10 Die Revisionswerber bringen zur Begründung der Zulässigkeit ihrer Revision vor, die Auslegung des § 356 Abs. 1 GewO 1994 sei umstritten. Der Gesetzeswortlaut sei eindeutig und nenne alle vier Kundmachungsformen kumulativ. Eine gesicherte Rechtsprechung des Verwaltungsgerichtshofes sei zu dieser Frage soweit ersichtlich nicht vorhanden. Darüber hinaus hätte eine mündliche Verhandlung vor dem Verwaltungsgericht stattfinden müssen.

11 Nach der Rechtsprechung des Verwaltungsgerichtshofes und herrschender Lehre bedarf es zwecks Aufrechterhaltung der Parteistellung (§ 42 AVG) grundsätzlich der Kundmachung auf jede Weise der in § 356 Abs. 1 Z 2 bis 4 GewO 1994 vorgesehenen besonderen Form (vgl. etwa VwGH 23.1.2023, Ro 2019/04/0015, Rn. 16, mwN).

12 Der Verwaltungsgerichtshof hat jedoch auch wiederholt ausgesprochen, dass weder der „Anschlag auf dem Betriebsgrundstück“ noch der „Anschlag in den der Betriebsanlage unmittelbar benachbarten Häusern“ der Verständigung der Nachbarn von weiter entfernten Häusern dient, zumal gemäß § 356 Abs. 1 letzter Satz GewO 1994 statt durch Anschlag im Sinn der Z 3 und 4 die Bekanntgabe aus Gründen der Zweckmäßigkeit, Raschheit und Einfachheit auch durch persönliche Verständigung des engeren Nachbarkreises erfolgen kann (vgl. erneut VwGH 23.1.2023, Ro 2019/04/0015, hier Rn. 17 bzw. VwGH 15.12.2020, Ra 2018/04/0198, Rn. 22).

+===+

## Zu erledigende Aufgaben
**A.** Beantworte zum Text über die Kundmachung nach § 356 GewO 1994 diese Fragen:
(i) Was hätte nach Ansicht der Revisionswerber außerdem vor dem Verwaltungsgericht stattfinden müssen?
(ii) Wozu bedarf es laut dem Absatz, der mit „Nach der Rechtsprechung“ beginnt, der Kundmachung in der besonderen Form?
(iii) Aus welchen Gründen darf laut dem Absatz, der mit „Der Verwaltungsgerichtshof hat jedoch“ beginnt, die Bekanntgabe auch durch persönliche Verständigung des engeren Nachbarkreises erfolgen?
**B.** Fasse den Absatz des Textes über die Kundmachung nach § 356 GewO 1994, der mit „Die Revisionswerber bringen“ beginnt, als knappe Liste zusammen.
**C.** Schreibe den Text über die Kundmachung nach § 356 GewO 1994 im Anschluss an seinen letzten Satz weiter.

(Gespeicherte Dateneinträge)
+===+

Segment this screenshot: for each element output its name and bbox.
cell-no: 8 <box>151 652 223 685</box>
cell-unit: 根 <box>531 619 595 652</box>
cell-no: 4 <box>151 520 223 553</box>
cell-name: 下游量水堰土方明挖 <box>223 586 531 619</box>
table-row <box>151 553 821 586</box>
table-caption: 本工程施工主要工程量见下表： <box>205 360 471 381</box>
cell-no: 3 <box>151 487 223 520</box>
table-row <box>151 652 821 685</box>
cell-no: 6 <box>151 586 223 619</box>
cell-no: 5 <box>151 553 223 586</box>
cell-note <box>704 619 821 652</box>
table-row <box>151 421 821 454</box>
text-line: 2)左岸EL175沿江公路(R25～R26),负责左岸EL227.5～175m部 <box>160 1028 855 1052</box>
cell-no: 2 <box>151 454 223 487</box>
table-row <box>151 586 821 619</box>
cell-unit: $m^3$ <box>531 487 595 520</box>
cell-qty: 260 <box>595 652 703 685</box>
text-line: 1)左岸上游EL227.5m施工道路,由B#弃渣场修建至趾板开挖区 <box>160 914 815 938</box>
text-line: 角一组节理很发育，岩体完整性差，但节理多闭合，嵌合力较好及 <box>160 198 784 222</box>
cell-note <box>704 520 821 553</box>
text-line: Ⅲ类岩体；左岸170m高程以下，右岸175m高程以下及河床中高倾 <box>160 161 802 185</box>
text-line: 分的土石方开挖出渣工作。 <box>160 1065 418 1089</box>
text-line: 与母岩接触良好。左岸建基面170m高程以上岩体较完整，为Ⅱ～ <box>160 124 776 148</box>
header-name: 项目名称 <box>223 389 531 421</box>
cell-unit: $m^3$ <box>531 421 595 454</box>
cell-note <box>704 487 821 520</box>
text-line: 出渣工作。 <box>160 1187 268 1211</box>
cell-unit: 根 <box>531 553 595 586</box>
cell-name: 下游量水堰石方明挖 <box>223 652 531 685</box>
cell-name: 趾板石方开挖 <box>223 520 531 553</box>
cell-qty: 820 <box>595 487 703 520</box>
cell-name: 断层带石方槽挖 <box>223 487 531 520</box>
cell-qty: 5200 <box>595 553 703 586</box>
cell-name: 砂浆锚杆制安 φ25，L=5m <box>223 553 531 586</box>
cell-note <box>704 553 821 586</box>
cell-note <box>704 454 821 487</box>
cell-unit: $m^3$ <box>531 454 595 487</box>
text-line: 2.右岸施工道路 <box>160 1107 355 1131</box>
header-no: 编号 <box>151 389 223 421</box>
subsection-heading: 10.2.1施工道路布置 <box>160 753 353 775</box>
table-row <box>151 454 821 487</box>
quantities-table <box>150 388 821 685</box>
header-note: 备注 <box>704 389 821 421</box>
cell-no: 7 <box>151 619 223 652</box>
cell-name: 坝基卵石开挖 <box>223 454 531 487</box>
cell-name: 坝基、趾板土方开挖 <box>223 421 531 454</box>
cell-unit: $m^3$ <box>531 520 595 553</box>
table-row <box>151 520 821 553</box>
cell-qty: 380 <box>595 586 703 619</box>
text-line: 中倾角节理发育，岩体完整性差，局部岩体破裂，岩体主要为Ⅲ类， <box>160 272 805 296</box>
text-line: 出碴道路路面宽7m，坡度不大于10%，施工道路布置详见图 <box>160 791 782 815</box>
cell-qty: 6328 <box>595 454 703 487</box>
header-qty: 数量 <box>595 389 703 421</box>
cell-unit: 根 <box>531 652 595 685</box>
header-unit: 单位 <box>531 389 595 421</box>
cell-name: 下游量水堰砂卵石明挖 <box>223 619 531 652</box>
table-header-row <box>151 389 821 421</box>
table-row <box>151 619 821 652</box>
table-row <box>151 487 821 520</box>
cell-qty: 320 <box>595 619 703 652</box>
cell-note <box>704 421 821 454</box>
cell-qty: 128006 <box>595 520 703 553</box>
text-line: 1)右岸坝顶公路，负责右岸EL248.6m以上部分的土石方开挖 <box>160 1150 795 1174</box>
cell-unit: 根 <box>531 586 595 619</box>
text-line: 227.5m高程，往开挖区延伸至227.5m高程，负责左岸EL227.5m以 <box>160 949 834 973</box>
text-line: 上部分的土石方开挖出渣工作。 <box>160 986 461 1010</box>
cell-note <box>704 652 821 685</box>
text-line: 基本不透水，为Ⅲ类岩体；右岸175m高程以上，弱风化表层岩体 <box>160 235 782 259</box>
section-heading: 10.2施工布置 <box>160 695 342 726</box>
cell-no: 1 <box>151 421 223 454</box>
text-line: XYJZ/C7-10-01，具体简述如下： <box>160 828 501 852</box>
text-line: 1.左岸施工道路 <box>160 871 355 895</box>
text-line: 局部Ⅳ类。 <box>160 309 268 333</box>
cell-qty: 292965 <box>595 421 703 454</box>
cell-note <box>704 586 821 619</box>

+===+

## Schriftliche Antworten
**A.**
(i) Eine mündliche Verhandlung.
(ii) Zur Aufrechterhaltung der Parteistellung (§ 42 AVG).
(iii) Aus Gründen der Zweckmäßigkeit, Raschheit und Einfachheit.

**B.**
- Die Revisionswerber halten die Auslegung des § 356 Abs. 1 GewO 1994 für umstritten.
- Der Wortlaut sei eindeutig und nenne alle vier Kundmachungsformen kumulativ.
- Eine gesicherte Rechtsprechung des Verwaltungsgerichtshofes gebe es dazu soweit ersichtlich nicht.
- Zudem hätte vor dem Verwaltungsgericht eine mündliche Verhandlung stattfinden müssen.

**C.**
13 Mängel der Kundmachung wirken sich nur gegenüber jenen Personen aus, die von ihnen auch tatsächlich betroffen sind. Personen, auf die sich der Kundmachungsmangel nicht auswirkt, werden daher trotz des Mangels von der Präklusionswirkung des § 42 Abs. 1 AVG erfasst. Die durch die Kundmachung jeweils adressierten Nachbarkreise können gegen ihre Präklusion nicht einwenden, dass der jeweils andere (engere oder weitere) Nachbarkreis nicht ordnungsgemäß verständigt wurde, denn diese fehlende Verständigung hat ihre Informationslage nicht verschlechtert (vgl. erneut VwGH 15.12.2020, Ra 2018/04/0198, nunmehr Rn. 23, mwN).

14 Im vorliegenden Fall werden die Feststellungen des Verwaltungsgerichts, dass die Liegenschaft der Revisionswerber über 1 km von der geplanten Betriebsanlage entfernt sei und damit weder an das Betriebsgrundstück angrenze noch von diesem lediglich durch eine Straße oder in einer vergleichbaren Weise getrennt sei, von der Revision in der Zulässigkeitsbegründung nicht bestritten. Den damit zum weiteren Nachbarkreis zu zählenden Revisionswerbern gegenüber wurde die mündliche Verhandlung unstrittig sowohl durch Anschlag an der Amtstafel der Gemeinde als auch durch Verlautbarung auf der Internetseite der belangten Behörde ordnungsgemäß kundgemacht. Ausgehend davon liegt nach dem Gesagten ein die Revisionswerber betreffender Kundmachungsmangel nicht vor.

15 Da somit Rechtsprechung des Verwaltungsgerichtshofes zur von der Revision aufgeworfenen Frage der Auslegung des § 356 Abs. 1 GewO 1994 besteht, von der das Verwaltungsgericht im vorliegenden Fall auch nicht abgewichen ist, zeigt die Revision in diesem Zusammenhang keine Rechtsfrage von grundsätzlicher Bedeutung im Sinn des Art. 133 Abs. 4 B VG auf.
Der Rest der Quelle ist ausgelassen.